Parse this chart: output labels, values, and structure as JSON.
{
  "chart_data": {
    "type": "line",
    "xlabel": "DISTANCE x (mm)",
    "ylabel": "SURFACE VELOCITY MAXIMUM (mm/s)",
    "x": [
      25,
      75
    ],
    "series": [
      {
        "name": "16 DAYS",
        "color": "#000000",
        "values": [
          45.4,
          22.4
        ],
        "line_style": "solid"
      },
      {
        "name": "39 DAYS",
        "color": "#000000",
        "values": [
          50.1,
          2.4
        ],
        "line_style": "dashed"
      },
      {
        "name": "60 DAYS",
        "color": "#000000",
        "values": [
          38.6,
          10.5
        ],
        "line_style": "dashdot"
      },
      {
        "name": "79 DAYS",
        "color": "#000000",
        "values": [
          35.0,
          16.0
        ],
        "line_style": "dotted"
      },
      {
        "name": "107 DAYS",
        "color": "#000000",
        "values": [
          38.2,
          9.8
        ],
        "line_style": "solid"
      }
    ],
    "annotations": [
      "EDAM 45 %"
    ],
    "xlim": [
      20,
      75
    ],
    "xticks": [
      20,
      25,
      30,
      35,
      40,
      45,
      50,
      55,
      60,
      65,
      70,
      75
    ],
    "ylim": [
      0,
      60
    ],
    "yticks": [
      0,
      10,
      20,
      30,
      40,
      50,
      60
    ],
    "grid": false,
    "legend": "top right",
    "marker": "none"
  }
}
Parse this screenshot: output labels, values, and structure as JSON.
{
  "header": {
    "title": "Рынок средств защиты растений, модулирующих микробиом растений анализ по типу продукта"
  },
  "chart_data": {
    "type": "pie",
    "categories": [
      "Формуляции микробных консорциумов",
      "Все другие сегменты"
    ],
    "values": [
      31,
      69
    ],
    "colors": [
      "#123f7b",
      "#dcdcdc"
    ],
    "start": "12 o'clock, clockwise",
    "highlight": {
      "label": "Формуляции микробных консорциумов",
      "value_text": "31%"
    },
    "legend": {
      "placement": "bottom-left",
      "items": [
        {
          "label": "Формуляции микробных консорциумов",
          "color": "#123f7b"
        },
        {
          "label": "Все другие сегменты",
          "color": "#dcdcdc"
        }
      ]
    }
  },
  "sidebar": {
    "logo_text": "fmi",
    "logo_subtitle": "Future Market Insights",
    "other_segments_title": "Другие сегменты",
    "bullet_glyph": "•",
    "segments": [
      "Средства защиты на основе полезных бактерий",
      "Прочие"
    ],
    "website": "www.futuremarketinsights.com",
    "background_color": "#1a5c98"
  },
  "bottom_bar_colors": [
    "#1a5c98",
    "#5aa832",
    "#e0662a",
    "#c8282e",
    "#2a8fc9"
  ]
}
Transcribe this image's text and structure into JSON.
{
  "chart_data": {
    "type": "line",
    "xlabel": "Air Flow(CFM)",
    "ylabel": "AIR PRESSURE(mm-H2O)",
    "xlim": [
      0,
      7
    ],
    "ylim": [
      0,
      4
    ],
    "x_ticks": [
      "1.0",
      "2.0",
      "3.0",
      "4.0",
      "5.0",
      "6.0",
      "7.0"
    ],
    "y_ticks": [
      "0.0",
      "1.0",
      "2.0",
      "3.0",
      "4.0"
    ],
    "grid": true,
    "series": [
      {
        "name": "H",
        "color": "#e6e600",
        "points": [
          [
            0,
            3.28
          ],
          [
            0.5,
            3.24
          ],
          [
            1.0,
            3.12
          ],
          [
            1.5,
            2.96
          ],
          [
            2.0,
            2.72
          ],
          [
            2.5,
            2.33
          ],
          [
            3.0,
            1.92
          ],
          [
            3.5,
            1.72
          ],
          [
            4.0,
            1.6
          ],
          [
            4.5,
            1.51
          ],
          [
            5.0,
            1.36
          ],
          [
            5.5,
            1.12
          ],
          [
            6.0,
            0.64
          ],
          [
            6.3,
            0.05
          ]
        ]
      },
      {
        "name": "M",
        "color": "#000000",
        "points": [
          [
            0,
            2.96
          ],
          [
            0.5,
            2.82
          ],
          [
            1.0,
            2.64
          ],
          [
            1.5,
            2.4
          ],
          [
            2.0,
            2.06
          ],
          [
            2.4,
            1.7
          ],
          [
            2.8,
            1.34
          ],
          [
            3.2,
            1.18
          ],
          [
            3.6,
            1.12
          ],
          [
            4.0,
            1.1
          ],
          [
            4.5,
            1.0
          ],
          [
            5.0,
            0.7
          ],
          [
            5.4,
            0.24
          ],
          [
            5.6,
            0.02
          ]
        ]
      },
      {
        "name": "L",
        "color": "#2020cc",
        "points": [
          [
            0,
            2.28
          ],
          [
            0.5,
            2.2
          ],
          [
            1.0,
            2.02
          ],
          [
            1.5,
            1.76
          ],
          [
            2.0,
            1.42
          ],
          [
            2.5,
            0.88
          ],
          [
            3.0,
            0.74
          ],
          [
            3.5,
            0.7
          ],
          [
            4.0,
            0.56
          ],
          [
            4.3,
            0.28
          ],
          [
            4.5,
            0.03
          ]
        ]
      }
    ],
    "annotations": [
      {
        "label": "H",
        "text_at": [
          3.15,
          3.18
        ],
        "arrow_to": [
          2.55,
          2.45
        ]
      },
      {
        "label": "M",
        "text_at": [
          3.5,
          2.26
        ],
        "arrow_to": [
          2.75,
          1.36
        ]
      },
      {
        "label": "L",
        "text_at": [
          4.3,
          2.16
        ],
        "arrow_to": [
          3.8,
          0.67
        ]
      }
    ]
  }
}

## SHORT PROBLEM:
Scan the lines for the string "name". Pick out every line that has it.

## REPLY:
        "name": "16 DAYS",
        "name": "39 DAYS",
        "name": "60 DAYS",
        "name": "79 DAYS",
        "name": "107 DAYS",
        "name": "H",
        "name": "M",
        "name": "L",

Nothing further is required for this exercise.